Copy out all the entries word for word.

(Dataset rows about figures)

◆ ◆ ◆ ◆ ◆ ◆ ◆

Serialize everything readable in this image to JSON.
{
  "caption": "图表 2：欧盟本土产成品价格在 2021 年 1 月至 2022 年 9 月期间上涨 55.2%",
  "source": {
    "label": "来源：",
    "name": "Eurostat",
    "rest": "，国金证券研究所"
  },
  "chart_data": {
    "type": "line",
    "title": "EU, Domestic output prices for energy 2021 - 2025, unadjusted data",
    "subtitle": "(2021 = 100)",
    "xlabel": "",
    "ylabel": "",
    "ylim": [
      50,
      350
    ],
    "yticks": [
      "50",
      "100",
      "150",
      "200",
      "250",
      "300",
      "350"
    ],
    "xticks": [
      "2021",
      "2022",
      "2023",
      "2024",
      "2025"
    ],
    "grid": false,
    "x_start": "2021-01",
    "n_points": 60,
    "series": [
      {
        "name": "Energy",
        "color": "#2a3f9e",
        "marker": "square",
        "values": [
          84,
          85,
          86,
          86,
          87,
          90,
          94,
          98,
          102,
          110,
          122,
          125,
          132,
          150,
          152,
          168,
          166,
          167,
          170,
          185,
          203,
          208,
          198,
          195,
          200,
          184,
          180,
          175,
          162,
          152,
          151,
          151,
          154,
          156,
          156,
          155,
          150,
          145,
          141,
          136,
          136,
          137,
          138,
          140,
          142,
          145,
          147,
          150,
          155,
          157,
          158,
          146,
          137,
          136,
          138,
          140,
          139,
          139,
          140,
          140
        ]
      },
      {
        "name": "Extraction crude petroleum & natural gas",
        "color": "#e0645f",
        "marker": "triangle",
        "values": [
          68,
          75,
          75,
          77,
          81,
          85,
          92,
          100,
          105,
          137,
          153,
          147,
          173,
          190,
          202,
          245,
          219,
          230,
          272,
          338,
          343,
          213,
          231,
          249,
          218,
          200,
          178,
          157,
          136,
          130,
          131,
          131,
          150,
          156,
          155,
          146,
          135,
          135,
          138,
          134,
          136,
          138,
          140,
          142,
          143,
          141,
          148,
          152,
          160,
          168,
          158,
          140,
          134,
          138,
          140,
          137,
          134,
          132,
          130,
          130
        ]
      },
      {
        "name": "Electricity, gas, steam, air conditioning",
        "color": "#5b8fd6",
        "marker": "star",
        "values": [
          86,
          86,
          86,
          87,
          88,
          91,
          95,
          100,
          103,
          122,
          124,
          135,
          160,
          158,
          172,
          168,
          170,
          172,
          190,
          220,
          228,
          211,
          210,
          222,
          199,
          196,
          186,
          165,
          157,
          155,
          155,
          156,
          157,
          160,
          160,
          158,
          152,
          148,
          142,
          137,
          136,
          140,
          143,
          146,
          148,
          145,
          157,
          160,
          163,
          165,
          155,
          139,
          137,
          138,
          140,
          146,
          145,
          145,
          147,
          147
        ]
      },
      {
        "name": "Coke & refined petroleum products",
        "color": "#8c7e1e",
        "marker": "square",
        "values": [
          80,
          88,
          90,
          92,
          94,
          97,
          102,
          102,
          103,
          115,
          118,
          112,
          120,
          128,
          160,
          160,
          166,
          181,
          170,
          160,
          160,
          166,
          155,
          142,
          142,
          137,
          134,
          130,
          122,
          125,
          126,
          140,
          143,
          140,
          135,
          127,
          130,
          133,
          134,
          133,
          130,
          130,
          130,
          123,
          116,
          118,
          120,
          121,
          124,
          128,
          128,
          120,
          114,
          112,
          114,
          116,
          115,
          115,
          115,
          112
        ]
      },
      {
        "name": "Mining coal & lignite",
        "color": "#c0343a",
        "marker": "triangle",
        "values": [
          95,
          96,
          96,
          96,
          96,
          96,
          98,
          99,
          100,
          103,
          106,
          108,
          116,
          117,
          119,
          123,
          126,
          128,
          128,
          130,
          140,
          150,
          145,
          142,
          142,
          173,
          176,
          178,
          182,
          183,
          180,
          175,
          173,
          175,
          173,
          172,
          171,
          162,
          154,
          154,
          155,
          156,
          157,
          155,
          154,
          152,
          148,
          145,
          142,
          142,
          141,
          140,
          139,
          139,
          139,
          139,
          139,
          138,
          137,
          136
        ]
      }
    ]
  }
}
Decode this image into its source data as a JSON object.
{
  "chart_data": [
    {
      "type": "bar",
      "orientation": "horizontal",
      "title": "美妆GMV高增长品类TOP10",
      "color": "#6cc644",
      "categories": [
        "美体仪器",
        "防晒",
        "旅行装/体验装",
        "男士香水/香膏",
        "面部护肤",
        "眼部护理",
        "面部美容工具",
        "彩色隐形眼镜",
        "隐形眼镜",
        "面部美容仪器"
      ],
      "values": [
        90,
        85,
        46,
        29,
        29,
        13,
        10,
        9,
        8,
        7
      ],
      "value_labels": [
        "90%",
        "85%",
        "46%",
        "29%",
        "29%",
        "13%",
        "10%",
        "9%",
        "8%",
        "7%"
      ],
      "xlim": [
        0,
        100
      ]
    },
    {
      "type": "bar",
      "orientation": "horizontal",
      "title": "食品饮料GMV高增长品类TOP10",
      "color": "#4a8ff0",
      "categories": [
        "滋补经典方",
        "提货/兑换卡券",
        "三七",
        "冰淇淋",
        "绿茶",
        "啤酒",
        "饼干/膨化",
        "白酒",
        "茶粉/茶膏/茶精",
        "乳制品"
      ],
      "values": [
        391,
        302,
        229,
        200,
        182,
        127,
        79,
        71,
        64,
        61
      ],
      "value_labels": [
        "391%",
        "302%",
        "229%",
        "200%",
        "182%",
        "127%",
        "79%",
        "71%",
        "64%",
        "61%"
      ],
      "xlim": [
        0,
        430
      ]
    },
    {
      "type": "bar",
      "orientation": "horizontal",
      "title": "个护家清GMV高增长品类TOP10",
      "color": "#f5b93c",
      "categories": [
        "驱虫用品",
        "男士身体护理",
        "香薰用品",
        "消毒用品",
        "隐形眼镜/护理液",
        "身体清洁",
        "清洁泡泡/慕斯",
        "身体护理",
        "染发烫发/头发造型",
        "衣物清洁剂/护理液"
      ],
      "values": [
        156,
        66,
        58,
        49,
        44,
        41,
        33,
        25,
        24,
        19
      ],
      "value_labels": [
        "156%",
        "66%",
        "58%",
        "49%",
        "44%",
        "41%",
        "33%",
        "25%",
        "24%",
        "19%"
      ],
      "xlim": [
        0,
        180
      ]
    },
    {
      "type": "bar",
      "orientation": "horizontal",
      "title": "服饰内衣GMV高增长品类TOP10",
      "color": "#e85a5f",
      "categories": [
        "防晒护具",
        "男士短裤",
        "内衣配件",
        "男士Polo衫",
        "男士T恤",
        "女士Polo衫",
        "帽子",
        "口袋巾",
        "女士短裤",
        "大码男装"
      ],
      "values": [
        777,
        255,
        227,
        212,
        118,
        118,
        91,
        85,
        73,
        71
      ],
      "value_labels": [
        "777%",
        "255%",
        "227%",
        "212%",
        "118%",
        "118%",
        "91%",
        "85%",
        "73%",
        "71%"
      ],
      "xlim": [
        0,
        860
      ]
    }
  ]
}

◆ ◆ ◆ ◆ ◆ ◆ ◆

*SOLUTION*.
Serialize everything readable in this image to JSON.
{
  "caption": "图表 2：欧盟本土产成品价格在 2021 年 1 月至 2022 年 9 月期间上涨 55.2%",
  "source": {
    "label": "来源：",
    "name": "Eurostat",
    "rest": "，国金证券研究所"
  },
  "chart_data": {
    "type": "line",
    "title": "EU, Domestic output prices for energy 2021 - 2025, unadjusted data",
    "subtitle": "(2021 = 100)",
    "xlabel": "",
    "ylabel": "",
    "ylim": [
      50,
      350
    ],
    "yticks": [
      "50",
      "100",
      "150",
      "200",
      "250",
      "300",
      "350"
    ],
    "xticks": [
      "2021",
      "2022",
      "2023",
      "2024",
      "2025"
    ],
    "grid": false,
    "x_start": "2021-01",
    "n_points": 60,
    "series": [
      {
        "name": "Energy",
        "color": "#2a3f9e",
        "marker": "square",
        "values": [
          84,
          85,
          86,
          86,
          87,
          90,
          94,
          98,
          102,
          110,
          122,
          125,
          132,
          150,
          152,
          168,
          166,
          167,
          170,
          185,
          203,
          208,
          198,
          195,
          200,
          184,
          180,
          175,
          162,
          152,
          151,
          151,
          154,
          156,
          156,
          155,
          150,
          145,
          141,
          136,
          136,
          137,
          138,
          140,
          142,
          145,
          147,
          150,
          155,
          157,
          158,
          146,
          137,
          136,
          138,
          140,
          139,
          139,
          140,
          140
        ]
      },
      {
        "name": "Extraction crude petroleum & natural gas",
        "color": "#e0645f",
        "marker": "triangle",
        "values": [
          68,
          75,
          75,
          77,
          81,
          85,
          92,
          100,
          105,
          137,
          153,
          147,
          173,
          190,
          202,
          245,
          219,
          230,
          272,
          338,
          343,
          213,
          231,
          249,
          218,
          200,
          178,
          157,
          136,
          130,
          131,
          131,
          150,
          156,
          155,
          146,
          135,
          135,
          138,
          134,
          136,
          138,
          140,
          142,
          143,
          141,
          148,
          152,
          160,
          168,
          158,
          140,
          134,
          138,
          140,
          137,
          134,
          132,
          130,
          130
        ]
      },
      {
        "name": "Electricity, gas, steam, air conditioning",
        "color": "#5b8fd6",
        "marker": "star",
        "values": [
          86,
          86,
          86,
          87,
          88,
          91,
          95,
          100,
          103,
          122,
          124,
          135,
          160,
          158,
          172,
          168,
          170,
          172,
          190,
          220,
          228,
          211,
          210,
          222,
          199,
          196,
          186,
          165,
          157,
          155,
          155,
          156,
          157,
          160,
          160,
          158,
          152,
          148,
          142,
          137,
          136,
          140,
          143,
          146,
          148,
          145,
          157,
          160,
          163,
          165,
          155,
          139,
          137,
          138,
          140,
          146,
          145,
          145,
          147,
          147
        ]
      },
      {
        "name": "Coke & refined petroleum products",
        "color": "#8c7e1e",
        "marker": "square",
        "values": [
          80,
          88,
          90,
          92,
          94,
          97,
          102,
          102,
          103,
          115,
          118,
          112,
          120,
          128,
          160,
          160,
          166,
          181,
          170,
          160,
          160,
          166,
          155,
          142,
          142,
          137,
          134,
          130,
          122,
          125,
          126,
          140,
          143,
          140,
          135,
          127,
          130,
          133,
          134,
          133,
          130,
          130,
          130,
          123,
          116,
          118,
          120,
          121,
          124,
          128,
          128,
          120,
          114,
          112,
          114,
          116,
          115,
          115,
          115,
          112
        ]
      },
      {
        "name": "Mining coal & lignite",
        "color": "#c0343a",
        "marker": "triangle",
        "values": [
          95,
          96,
          96,
          96,
          96,
          96,
          98,
          99,
          100,
          103,
          106,
          108,
          116,
          117,
          119,
          123,
          126,
          128,
          128,
          130,
          140,
          150,
          145,
          142,
          142,
          173,
          176,
          178,
          182,
          183,
          180,
          175,
          173,
          175,
          173,
          172,
          171,
          162,
          154,
          154,
          155,
          156,
          157,
          155,
          154,
          152,
          148,
          145,
          142,
          142,
          141,
          140,
          139,
          139,
          139,
          139,
          139,
          138,
          137,
          136
        ]
      }
    ]
  }
}
Decode this image into its source data as a JSON object.
{
  "chart_data": [
    {
      "type": "bar",
      "orientation": "horizontal",
      "title": "美妆GMV高增长品类TOP10",
      "color": "#6cc644",
      "categories": [
        "美体仪器",
        "防晒",
        "旅行装/体验装",
        "男士香水/香膏",
        "面部护肤",
        "眼部护理",
        "面部美容工具",
        "彩色隐形眼镜",
        "隐形眼镜",
        "面部美容仪器"
      ],
      "values": [
        90,
        85,
        46,
        29,
        29,
        13,
        10,
        9,
        8,
        7
      ],
      "value_labels": [
        "90%",
        "85%",
        "46%",
        "29%",
        "29%",
        "13%",
        "10%",
        "9%",
        "8%",
        "7%"
      ],
      "xlim": [
        0,
        100
      ]
    },
    {
      "type": "bar",
      "orientation": "horizontal",
      "title": "食品饮料GMV高增长品类TOP10",
      "color": "#4a8ff0",
      "categories": [
        "滋补经典方",
        "提货/兑换卡券",
        "三七",
        "冰淇淋",
        "绿茶",
        "啤酒",
        "饼干/膨化",
        "白酒",
        "茶粉/茶膏/茶精",
        "乳制品"
      ],
      "values": [
        391,
        302,
        229,
        200,
        182,
        127,
        79,
        71,
        64,
        61
      ],
      "value_labels": [
        "391%",
        "302%",
        "229%",
        "200%",
        "182%",
        "127%",
        "79%",
        "71%",
        "64%",
        "61%"
      ],
      "xlim": [
        0,
        430
      ]
    },
    {
      "type": "bar",
      "orientation": "horizontal",
      "title": "个护家清GMV高增长品类TOP10",
      "color": "#f5b93c",
      "categories": [
        "驱虫用品",
        "男士身体护理",
        "香薰用品",
        "消毒用品",
        "隐形眼镜/护理液",
        "身体清洁",
        "清洁泡泡/慕斯",
        "身体护理",
        "染发烫发/头发造型",
        "衣物清洁剂/护理液"
      ],
      "values": [
        156,
        66,
        58,
        49,
        44,
        41,
        33,
        25,
        24,
        19
      ],
      "value_labels": [
        "156%",
        "66%",
        "58%",
        "49%",
        "44%",
        "41%",
        "33%",
        "25%",
        "24%",
        "19%"
      ],
      "xlim": [
        0,
        180
      ]
    },
    {
      "type": "bar",
      "orientation": "horizontal",
      "title": "服饰内衣GMV高增长品类TOP10",
      "color": "#e85a5f",
      "categories": [
        "防晒护具",
        "男士短裤",
        "内衣配件",
        "男士Polo衫",
        "男士T恤",
        "女士Polo衫",
        "帽子",
        "口袋巾",
        "女士短裤",
        "大码男装"
      ],
      "values": [
        777,
        255,
        227,
        212,
        118,
        118,
        91,
        85,
        73,
        71
      ],
      "value_labels": [
        "777%",
        "255%",
        "227%",
        "212%",
        "118%",
        "118%",
        "91%",
        "85%",
        "73%",
        "71%"
      ],
      "xlim": [
        0,
        860
      ]
    }
  ]
}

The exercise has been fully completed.